5 Kettlebell Mistakes and How to Fix Them

The secret is out: Training with kettlebells is a great way to increase power and strength while burning fat. Thanks to the growing popularity of these bowling bell-shaped weights, more people than ever are banging out reps of kettlebell swings, rows, snatches and Turkish getups. Research backs the bells, too: Kettlebell swings have been shown to improve maximal strength and explosive strength (think: jump training). Kettlebells are also effective at building power and strength in the posterior chain (calves, glutes, hamstrings and low back).

Still, it’s not all fun and games when it comes to kettlebell training. Newbies can seriously injure themselves if they don’t pay proper attention to form and programming. Here are some of the most common kettlebell training mistakes and how to correct them, including tips from DailyBurn kettlebell trainer Cody Storey.

Kettlebells

Newbie Mistake #1: Going heavy before you’ve got the form down.
Although it’s tempting to grab the heaviest kettlebell that you can handle, adding weight to a movement with improper form will exponentially increase the likelihood of getting injured. Also, remember not to mix up kilograms, pounds or poods (aka Russian pounds). One pood is approximately 16.38 kilograms, or 36.11 pounds.

The fix: Practice the basic movements with no weight while you are learning. Storey always begins his kettlebell training workouts with a few basic mobility exercises to warm up the joints. For newbies, practicing kettlebell swings while holding something light like a small towel or water bottle can help put the focus on snapping the hips forcefully forward rather than hoisting the weight.

Bicep Kettlebell

Newbie Mistake #2 Generating force with only your upper body.
Kettlebell exercises are full-body movements — that’s what makes them so effective! Some kettlebell beginners may try to muscle their way through the movements; this is a no-no because it will put too much of a strain on the upper body.

The fix: Practice kettlebell swings to experience this transfer of power from lower to upper body. “Keep your back nice and flat, squeeze those glutes, and think about tucking your tailbone underneath once those hips snap forward,” says Storey in his Swing Clinic video as part of the DBK program.

Kettlebell Swing

Newbie Mistake #3: Swinging the kettlebell too fast.

**WHAT IS NEEDED:** Pick up the article on kettlebell mistakes where it stops and keep writing it.

Page layout parsing data
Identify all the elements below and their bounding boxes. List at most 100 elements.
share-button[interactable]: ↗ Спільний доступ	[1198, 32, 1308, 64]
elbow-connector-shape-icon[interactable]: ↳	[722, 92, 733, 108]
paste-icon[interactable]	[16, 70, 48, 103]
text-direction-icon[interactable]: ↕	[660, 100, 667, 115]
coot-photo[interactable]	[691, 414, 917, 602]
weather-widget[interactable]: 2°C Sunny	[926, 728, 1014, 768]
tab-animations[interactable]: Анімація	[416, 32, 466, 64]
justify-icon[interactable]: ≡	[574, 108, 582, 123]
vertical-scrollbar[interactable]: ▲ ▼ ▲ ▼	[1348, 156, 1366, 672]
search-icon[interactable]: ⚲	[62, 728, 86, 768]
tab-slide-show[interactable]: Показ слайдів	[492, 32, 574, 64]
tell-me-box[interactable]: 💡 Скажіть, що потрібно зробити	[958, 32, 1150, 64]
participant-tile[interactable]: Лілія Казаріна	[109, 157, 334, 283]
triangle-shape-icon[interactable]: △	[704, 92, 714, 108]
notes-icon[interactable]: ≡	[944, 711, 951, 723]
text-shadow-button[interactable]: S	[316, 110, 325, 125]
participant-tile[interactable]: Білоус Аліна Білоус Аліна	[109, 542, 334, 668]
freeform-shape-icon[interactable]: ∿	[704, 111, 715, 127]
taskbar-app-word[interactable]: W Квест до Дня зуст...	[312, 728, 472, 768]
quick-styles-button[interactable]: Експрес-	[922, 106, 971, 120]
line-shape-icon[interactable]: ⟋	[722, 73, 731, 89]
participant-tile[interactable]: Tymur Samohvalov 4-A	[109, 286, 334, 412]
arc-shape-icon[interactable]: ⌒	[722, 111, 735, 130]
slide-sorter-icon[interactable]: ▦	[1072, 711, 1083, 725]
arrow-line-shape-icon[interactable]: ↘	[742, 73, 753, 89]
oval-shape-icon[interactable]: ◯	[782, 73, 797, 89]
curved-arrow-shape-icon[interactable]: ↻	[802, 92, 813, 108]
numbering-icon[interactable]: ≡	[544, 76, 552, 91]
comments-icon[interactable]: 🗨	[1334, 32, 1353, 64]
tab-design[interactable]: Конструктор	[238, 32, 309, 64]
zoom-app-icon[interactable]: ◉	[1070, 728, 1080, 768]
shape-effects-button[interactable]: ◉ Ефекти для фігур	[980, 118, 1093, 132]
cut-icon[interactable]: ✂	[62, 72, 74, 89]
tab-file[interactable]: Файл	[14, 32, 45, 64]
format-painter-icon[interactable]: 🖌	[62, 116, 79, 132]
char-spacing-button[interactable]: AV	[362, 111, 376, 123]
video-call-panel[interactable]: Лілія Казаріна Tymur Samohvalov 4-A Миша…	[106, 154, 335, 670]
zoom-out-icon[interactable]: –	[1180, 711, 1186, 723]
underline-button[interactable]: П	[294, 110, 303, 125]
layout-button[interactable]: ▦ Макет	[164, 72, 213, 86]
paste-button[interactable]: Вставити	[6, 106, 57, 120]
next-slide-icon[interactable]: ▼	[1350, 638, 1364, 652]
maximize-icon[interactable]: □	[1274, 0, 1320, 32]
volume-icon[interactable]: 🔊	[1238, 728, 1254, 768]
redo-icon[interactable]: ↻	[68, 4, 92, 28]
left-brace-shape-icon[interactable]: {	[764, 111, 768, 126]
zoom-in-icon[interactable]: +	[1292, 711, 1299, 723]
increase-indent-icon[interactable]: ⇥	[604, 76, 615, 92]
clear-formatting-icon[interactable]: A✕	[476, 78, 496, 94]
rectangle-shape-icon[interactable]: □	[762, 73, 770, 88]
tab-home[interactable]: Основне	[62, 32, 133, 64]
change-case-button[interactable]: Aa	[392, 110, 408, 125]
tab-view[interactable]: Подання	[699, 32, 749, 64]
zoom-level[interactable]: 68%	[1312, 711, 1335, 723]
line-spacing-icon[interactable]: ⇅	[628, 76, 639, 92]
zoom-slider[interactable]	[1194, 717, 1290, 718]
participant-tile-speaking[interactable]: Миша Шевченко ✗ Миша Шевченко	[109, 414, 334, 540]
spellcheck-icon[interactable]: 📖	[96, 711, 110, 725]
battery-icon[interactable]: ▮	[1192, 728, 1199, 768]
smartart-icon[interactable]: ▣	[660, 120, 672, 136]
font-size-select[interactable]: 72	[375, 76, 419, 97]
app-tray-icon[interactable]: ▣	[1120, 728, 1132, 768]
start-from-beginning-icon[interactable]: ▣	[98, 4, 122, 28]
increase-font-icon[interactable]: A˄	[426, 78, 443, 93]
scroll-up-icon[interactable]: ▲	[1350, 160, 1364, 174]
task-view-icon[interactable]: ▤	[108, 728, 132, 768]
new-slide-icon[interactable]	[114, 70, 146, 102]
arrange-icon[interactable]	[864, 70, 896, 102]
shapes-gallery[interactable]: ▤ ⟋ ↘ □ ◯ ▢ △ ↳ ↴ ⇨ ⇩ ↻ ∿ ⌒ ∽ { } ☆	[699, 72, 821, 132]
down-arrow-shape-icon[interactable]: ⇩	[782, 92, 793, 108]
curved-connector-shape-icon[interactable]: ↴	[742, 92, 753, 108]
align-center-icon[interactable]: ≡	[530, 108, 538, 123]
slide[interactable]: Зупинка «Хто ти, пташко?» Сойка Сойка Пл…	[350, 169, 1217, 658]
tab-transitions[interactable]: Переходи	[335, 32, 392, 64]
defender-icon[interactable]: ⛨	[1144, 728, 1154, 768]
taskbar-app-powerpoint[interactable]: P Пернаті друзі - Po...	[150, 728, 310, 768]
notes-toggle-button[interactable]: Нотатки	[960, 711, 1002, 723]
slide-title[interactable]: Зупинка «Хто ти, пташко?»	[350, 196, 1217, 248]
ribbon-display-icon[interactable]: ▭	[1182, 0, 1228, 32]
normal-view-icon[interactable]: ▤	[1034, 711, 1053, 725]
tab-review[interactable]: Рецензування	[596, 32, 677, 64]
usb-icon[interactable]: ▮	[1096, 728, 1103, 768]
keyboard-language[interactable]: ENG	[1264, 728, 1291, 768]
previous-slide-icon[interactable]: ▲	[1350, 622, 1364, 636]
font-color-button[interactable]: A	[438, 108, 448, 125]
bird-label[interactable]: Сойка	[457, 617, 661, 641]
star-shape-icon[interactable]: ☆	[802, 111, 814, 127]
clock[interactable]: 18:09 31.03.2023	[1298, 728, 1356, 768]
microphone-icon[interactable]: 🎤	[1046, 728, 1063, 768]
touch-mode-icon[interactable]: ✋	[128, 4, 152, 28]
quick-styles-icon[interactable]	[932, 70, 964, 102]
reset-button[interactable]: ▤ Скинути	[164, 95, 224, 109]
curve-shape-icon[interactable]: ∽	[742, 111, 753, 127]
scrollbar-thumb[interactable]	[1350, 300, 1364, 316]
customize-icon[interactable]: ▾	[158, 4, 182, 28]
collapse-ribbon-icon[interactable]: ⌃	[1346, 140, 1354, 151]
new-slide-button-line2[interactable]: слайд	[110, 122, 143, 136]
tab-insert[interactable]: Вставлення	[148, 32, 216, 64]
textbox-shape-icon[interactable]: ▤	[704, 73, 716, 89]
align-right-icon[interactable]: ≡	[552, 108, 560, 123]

**EXERCISE RESULT:**
Swinging a heavy weight without control can result in a pulled muscle (or a broken television set!). It may seem exciting to whip a kettlebell around as fast as possible, but your form will suffer significantly.

The fix: A slower, controlled movement will strengthen stability muscles and larger muscle groups at the same time. According to Storey, it’s just as important to control the kettlebell on the way down as it is on the way up. Movements like the halo rely exclusively your ability to control the kettlebell as you pass it around your head using your core and shoulders for stability.

Running Sneakers

Newbie Mistake #4: Wearing thick-soled running shoes.
While super-cushioned running shoes might be worn for leg pounding runs on pavement, they aren’t ideal for kettlebell training because they don’t allow for natural movements of the foot, ankle and lower leg ligaments. Running shoes tend to have a cushioned heel, which raises your heel off the ground and destabilizes your natural grip on the floor.

The fix: Try doing your kettlebell workouts in minimalist shoes (or barefoot if you have the strength). Storey jokingly calls himself “Tarzan” because he works out barefoot, though, he’s spent years strengthening the muscles and ligaments of his feet. Minimalist workout shoes with thin soles are a great place to start. Classic converse sneakers can also work well until you strengthen your ankles and feet.

Crossfit Kettlebells and Ropes

Newbie Mistake #5: Focusing on quantity rather than quality.
If 10 reps are good, then 50 reps must be five times better right? Wrong! Completing 50 reps with bad form is worse that not picking up a kettlebell at all because you might be pounding out reps with the wrong technique.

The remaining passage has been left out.